(begin)
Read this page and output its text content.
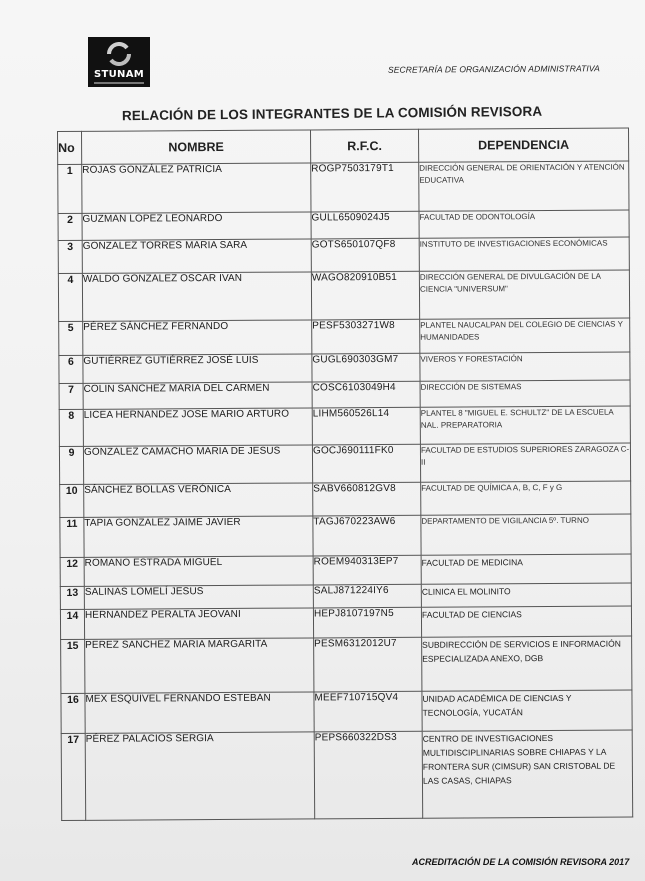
STUNAM	SECRETARÍA DE ORGANIZACIÓN ADMINISTRATIVA
RELACIÓN DE LOS INTEGRANTES DE LA COMISIÓN REVISORA
No	NOMBRE	R.F.C.	DEPENDENCIA
1	ROJAS GONZÁLEZ PATRICIA	ROGP7503179T1	DIRECCIÓN GENERAL DE ORIENTACIÓN Y ATENCIÓN EDUCATIVA
2	GUZMAN LOPEZ LEONARDO	GULL6509024J5	FACULTAD DE ODONTOLOGÍA
3	GONZALEZ TORRES MARIA SARA	GOTS650107QF8	INSTITUTO DE INVESTIGACIONES ECONÓMICAS
4	WALDO GONZALEZ OSCAR IVAN	WAGO820910B51	DIRECCIÓN GENERAL DE DIVULGACIÓN DE LA CIENCIA "UNIVERSUM"
5	PÉREZ SÁNCHEZ FERNANDO	PESF5303271W8	PLANTEL NAUCALPAN DEL COLEGIO DE CIENCIAS Y HUMANIDADES
6	GUTIÉRREZ GUTIÉRREZ JOSÉ LUIS	GUGL690303GM7	VIVEROS Y FORESTACIÓN
7	COLIN SANCHEZ MARIA DEL CARMEN	COSC6103049H4	DIRECCIÓN DE SISTEMAS
8	LICEA HERNANDEZ JOSE MARIO ARTURO	LIHM560526L14	PLANTEL 8 "MIGUEL E. SCHULTZ" DE LA ESCUELA NAL. PREPARATORIA
9	GONZALEZ CAMACHO MARIA DE JESUS	GOCJ690111FK0	FACULTAD DE ESTUDIOS SUPERIORES ZARAGOZA C-II
10	SÁNCHEZ BOLLAS VERÓNICA	SABV660812GV8	FACULTAD DE QUÍMICA A, B, C, F y G
11	TAPIA GONZALEZ JAIME JAVIER	TAGJ670223AW6	DEPARTAMENTO DE VIGILANCIA 5º. TURNO
12	ROMANO ESTRADA MIGUEL	ROEM940313EP7	FACULTAD DE MEDICINA
13	SALINAS LOMELÍ JESUS	SALJ871224IY6	CLINICA EL MOLINITO
14	HERNANDEZ PERALTA JEOVANI	HEPJ8107197N5	FACULTAD DE CIENCIAS
15	PEREZ SANCHEZ MARIA MARGARITA	PESM6312012U7	SUBDIRECCIÓN DE SERVICIOS E INFORMACIÓN ESPECIALIZADA ANEXO, DGB
16	MEX ESQUIVEL FERNANDO ESTEBAN	MEEF710715QV4	UNIDAD ACADÉMICA DE CIENCIAS Y TECNOLOGÍA, YUCATÁN
17	PÉREZ PALACIOS SERGIA	PEPS660322DS3	CENTRO DE INVESTIGACIONES MULTIDISCIPLINARIAS SOBRE CHIAPAS Y LA FRONTERA SUR (CIMSUR) SAN CRISTOBAL DE LAS CASAS, CHIAPAS
ACREDITACIÓN DE LA COMISIÓN REVISORA 2017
(end)
Your task – Keep the pictures out and write out the records exactly.

Answer to the task –
Read this page and output its text content.
STUNAM	SECRETARÍA DE ORGANIZACIÓN ADMINISTRATIVA
RELACIÓN DE LOS INTEGRANTES DE LA COMISIÓN REVISORA
No	NOMBRE	R.F.C.	DEPENDENCIA
1	ROJAS GONZÁLEZ PATRICIA	ROGP7503179T1	DIRECCIÓN GENERAL DE ORIENTACIÓN Y ATENCIÓN EDUCATIVA
2	GUZMAN LOPEZ LEONARDO	GULL6509024J5	FACULTAD DE ODONTOLOGÍA
3	GONZALEZ TORRES MARIA SARA	GOTS650107QF8	INSTITUTO DE INVESTIGACIONES ECONÓMICAS
4	WALDO GONZALEZ OSCAR IVAN	WAGO820910B51	DIRECCIÓN GENERAL DE DIVULGACIÓN DE LA CIENCIA "UNIVERSUM"
5	PÉREZ SÁNCHEZ FERNANDO	PESF5303271W8	PLANTEL NAUCALPAN DEL COLEGIO DE CIENCIAS Y HUMANIDADES
6	GUTIÉRREZ GUTIÉRREZ JOSÉ LUIS	GUGL690303GM7	VIVEROS Y FORESTACIÓN
7	COLIN SANCHEZ MARIA DEL CARMEN	COSC6103049H4	DIRECCIÓN DE SISTEMAS
8	LICEA HERNANDEZ JOSE MARIO ARTURO	LIHM560526L14	PLANTEL 8 "MIGUEL E. SCHULTZ" DE LA ESCUELA NAL. PREPARATORIA
9	GONZALEZ CAMACHO MARIA DE JESUS	GOCJ690111FK0	FACULTAD DE ESTUDIOS SUPERIORES ZARAGOZA C-II
10	SÁNCHEZ BOLLAS VERÓNICA	SABV660812GV8	FACULTAD DE QUÍMICA A, B, C, F y G
11	TAPIA GONZALEZ JAIME JAVIER	TAGJ670223AW6	DEPARTAMENTO DE VIGILANCIA 5º. TURNO
12	ROMANO ESTRADA MIGUEL	ROEM940313EP7	FACULTAD DE MEDICINA
13	SALINAS LOMELÍ JESUS	SALJ871224IY6	CLINICA EL MOLINITO
14	HERNANDEZ PERALTA JEOVANI	HEPJ8107197N5	FACULTAD DE CIENCIAS
15	PEREZ SANCHEZ MARIA MARGARITA	PESM6312012U7	SUBDIRECCIÓN DE SERVICIOS E INFORMACIÓN ESPECIALIZADA ANEXO, DGB
16	MEX ESQUIVEL FERNANDO ESTEBAN	MEEF710715QV4	UNIDAD ACADÉMICA DE CIENCIAS Y TECNOLOGÍA, YUCATÁN
17	PÉREZ PALACIOS SERGIA	PEPS660322DS3	CENTRO DE INVESTIGACIONES MULTIDISCIPLINARIAS SOBRE CHIAPAS Y LA FRONTERA SUR (CIMSUR) SAN CRISTOBAL DE LAS CASAS, CHIAPAS
ACREDITACIÓN DE LA COMISIÓN REVISORA 2017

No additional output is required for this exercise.